• Problem details:
Repeat the data below exactly, dropping any pictures it holds.
--- Begin ---
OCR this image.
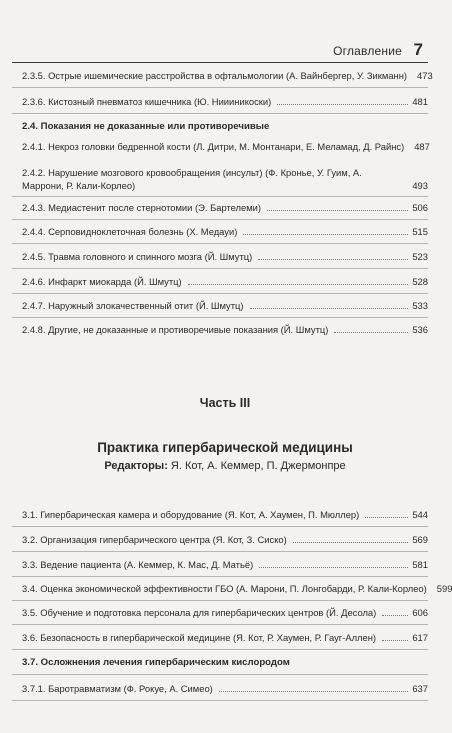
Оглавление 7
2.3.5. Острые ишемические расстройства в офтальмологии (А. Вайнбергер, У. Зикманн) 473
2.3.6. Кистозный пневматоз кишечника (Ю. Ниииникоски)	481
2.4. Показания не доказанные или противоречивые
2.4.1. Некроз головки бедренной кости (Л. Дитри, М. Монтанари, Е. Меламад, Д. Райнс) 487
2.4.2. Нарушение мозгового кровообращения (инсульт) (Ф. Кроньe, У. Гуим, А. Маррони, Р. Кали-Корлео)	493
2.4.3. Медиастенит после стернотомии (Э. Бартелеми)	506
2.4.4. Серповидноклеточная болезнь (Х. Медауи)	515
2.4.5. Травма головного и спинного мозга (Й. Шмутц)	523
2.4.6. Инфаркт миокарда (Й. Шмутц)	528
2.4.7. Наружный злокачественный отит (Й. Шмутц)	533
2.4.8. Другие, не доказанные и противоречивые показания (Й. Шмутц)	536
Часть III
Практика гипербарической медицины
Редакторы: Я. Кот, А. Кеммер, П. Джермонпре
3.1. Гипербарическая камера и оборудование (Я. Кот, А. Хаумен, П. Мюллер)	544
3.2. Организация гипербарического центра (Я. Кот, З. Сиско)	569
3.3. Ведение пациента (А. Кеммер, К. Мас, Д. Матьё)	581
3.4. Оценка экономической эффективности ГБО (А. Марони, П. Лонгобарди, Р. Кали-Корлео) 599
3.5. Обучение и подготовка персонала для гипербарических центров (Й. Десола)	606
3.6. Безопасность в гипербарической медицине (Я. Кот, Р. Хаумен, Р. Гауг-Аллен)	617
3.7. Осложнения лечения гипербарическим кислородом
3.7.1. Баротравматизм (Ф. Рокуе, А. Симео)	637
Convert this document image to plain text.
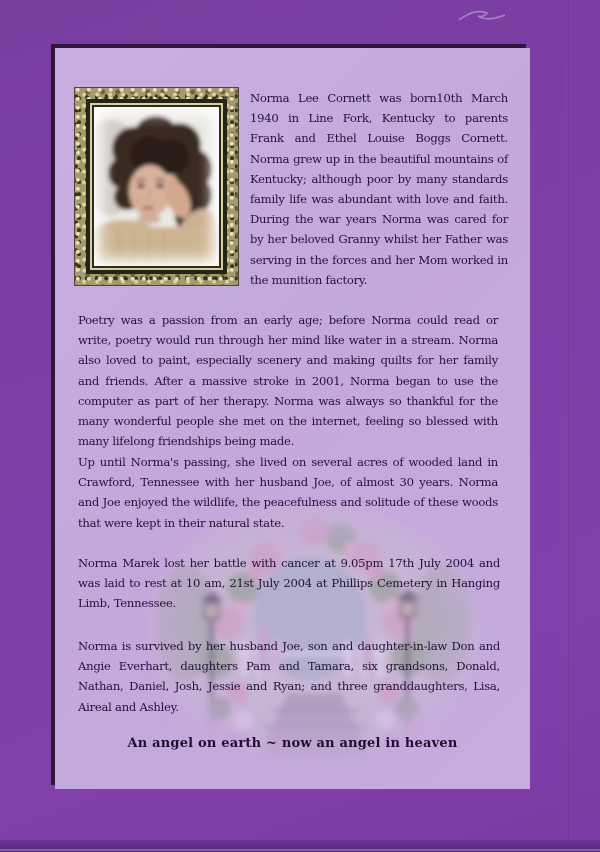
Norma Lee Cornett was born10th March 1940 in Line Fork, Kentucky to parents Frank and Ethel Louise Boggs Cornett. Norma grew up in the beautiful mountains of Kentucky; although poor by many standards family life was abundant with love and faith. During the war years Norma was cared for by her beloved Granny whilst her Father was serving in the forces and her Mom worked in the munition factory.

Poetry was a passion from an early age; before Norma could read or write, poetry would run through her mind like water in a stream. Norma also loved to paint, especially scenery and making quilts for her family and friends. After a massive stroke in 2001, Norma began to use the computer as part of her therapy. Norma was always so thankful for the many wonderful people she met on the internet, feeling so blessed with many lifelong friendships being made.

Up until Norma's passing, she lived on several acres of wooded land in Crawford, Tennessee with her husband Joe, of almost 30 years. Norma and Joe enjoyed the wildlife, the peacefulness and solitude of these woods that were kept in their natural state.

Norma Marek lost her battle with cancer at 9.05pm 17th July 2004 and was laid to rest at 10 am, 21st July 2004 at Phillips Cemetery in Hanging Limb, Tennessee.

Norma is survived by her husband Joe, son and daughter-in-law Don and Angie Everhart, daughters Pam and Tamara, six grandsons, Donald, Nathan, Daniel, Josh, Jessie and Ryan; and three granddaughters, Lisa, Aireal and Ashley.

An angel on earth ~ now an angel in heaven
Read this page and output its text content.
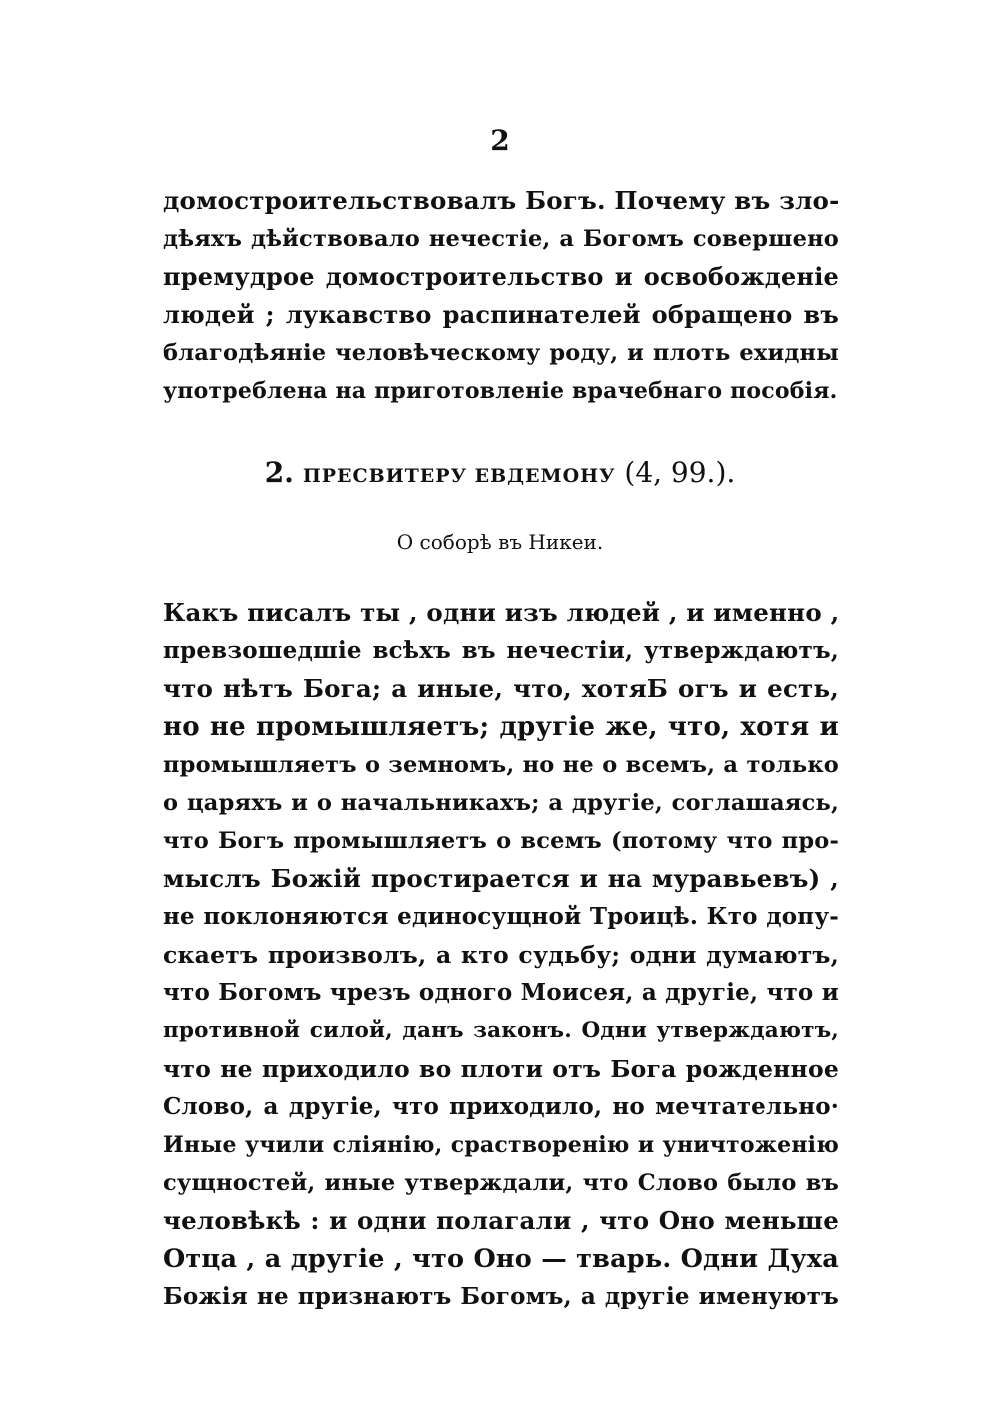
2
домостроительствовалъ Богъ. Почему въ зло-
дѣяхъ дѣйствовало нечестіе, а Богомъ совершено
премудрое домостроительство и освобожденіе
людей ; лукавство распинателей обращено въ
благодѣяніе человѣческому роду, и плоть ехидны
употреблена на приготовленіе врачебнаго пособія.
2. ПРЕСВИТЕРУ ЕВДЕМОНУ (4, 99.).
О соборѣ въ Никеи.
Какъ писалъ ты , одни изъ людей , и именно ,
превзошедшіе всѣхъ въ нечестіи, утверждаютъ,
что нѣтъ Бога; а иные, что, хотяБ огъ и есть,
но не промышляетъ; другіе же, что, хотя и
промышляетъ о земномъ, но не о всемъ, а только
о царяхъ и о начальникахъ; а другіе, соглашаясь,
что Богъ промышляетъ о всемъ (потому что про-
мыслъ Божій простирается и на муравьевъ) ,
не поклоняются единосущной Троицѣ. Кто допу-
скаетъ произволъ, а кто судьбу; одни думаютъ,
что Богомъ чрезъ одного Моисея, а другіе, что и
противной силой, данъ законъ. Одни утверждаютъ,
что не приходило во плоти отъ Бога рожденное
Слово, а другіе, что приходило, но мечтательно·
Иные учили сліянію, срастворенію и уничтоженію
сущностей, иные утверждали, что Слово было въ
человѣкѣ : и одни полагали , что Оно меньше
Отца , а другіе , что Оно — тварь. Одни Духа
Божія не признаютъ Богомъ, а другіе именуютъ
--- End ---
• Response to this task:
OCR this image.
Оглавление 7
2.3.5. Острые ишемические расстройства в офтальмологии (А. Вайнбергер, У. Зикманн) 473
2.3.6. Кистозный пневматоз кишечника (Ю. Ниииникоски)	481
2.4. Показания не доказанные или противоречивые
2.4.1. Некроз головки бедренной кости (Л. Дитри, М. Монтанари, Е. Меламад, Д. Райнс) 487
2.4.2. Нарушение мозгового кровообращения (инсульт) (Ф. Кроньe, У. Гуим, А. Маррони, Р. Кали-Корлео)	493
2.4.3. Медиастенит после стернотомии (Э. Бартелеми)	506
2.4.4. Серповидноклеточная болезнь (Х. Медауи)	515
2.4.5. Травма головного и спинного мозга (Й. Шмутц)	523
2.4.6. Инфаркт миокарда (Й. Шмутц)	528
2.4.7. Наружный злокачественный отит (Й. Шмутц)	533
2.4.8. Другие, не доказанные и противоречивые показания (Й. Шмутц)	536
Часть III
Практика гипербарической медицины
Редакторы: Я. Кот, А. Кеммер, П. Джермонпре
3.1. Гипербарическая камера и оборудование (Я. Кот, А. Хаумен, П. Мюллер)	544
3.2. Организация гипербарического центра (Я. Кот, З. Сиско)	569
3.3. Ведение пациента (А. Кеммер, К. Мас, Д. Матьё)	581
3.4. Оценка экономической эффективности ГБО (А. Марони, П. Лонгобарди, Р. Кали-Корлео) 599
3.5. Обучение и подготовка персонала для гипербарических центров (Й. Десола)	606
3.6. Безопасность в гипербарической медицине (Я. Кот, Р. Хаумен, Р. Гауг-Аллен)	617
3.7. Осложнения лечения гипербарическим кислородом
3.7.1. Баротравматизм (Ф. Рокуе, А. Симео)	637
Convert this document image to plain text.
Norma Lee Cornett was born10th March 1940 in Line Fork, Kentucky to parents Frank and Ethel Louise Boggs Cornett. Norma grew up in the beautiful mountains of Kentucky; although poor by many standards family life was abundant with love and faith. During the war years Norma was cared for by her beloved Granny whilst her Father was serving in the forces and her Mom worked in the munition factory.

Poetry was a passion from an early age; before Norma could read or write, poetry would run through her mind like water in a stream. Norma also loved to paint, especially scenery and making quilts for her family and friends. After a massive stroke in 2001, Norma began to use the computer as part of her therapy. Norma was always so thankful for the many wonderful people she met on the internet, feeling so blessed with many lifelong friendships being made.

Up until Norma's passing, she lived on several acres of wooded land in Crawford, Tennessee with her husband Joe, of almost 30 years. Norma and Joe enjoyed the wildlife, the peacefulness and solitude of these woods that were kept in their natural state.

Norma Marek lost her battle with cancer at 9.05pm 17th July 2004 and was laid to rest at 10 am, 21st July 2004 at Phillips Cemetery in Hanging Limb, Tennessee.

Norma is survived by her husband Joe, son and daughter-in-law Don and Angie Everhart, daughters Pam and Tamara, six grandsons, Donald, Nathan, Daniel, Josh, Jessie and Ryan; and three granddaughters, Lisa, Aireal and Ashley.

An angel on earth ~ now an angel in heaven
Read this page and output its text content.
2
домостроительствовалъ Богъ. Почему въ зло-
дѣяхъ дѣйствовало нечестіе, а Богомъ совершено
премудрое домостроительство и освобожденіе
людей ; лукавство распинателей обращено въ
благодѣяніе человѣческому роду, и плоть ехидны
употреблена на приготовленіе врачебнаго пособія.
2. ПРЕСВИТЕРУ ЕВДЕМОНУ (4, 99.).
О соборѣ въ Никеи.
Какъ писалъ ты , одни изъ людей , и именно ,
превзошедшіе всѣхъ въ нечестіи, утверждаютъ,
что нѣтъ Бога; а иные, что, хотяБ огъ и есть,
но не промышляетъ; другіе же, что, хотя и
промышляетъ о земномъ, но не о всемъ, а только
о царяхъ и о начальникахъ; а другіе, соглашаясь,
что Богъ промышляетъ о всемъ (потому что про-
мыслъ Божій простирается и на муравьевъ) ,
не поклоняются единосущной Троицѣ. Кто допу-
скаетъ произволъ, а кто судьбу; одни думаютъ,
что Богомъ чрезъ одного Моисея, а другіе, что и
противной силой, данъ законъ. Одни утверждаютъ,
что не приходило во плоти отъ Бога рожденное
Слово, а другіе, что приходило, но мечтательно·
Иные учили сліянію, срастворенію и уничтоженію
сущностей, иные утверждали, что Слово было въ
человѣкѣ : и одни полагали , что Оно меньше
Отца , а другіе , что Оно — тварь. Одни Духа
Божія не признаютъ Богомъ, а другіе именуютъ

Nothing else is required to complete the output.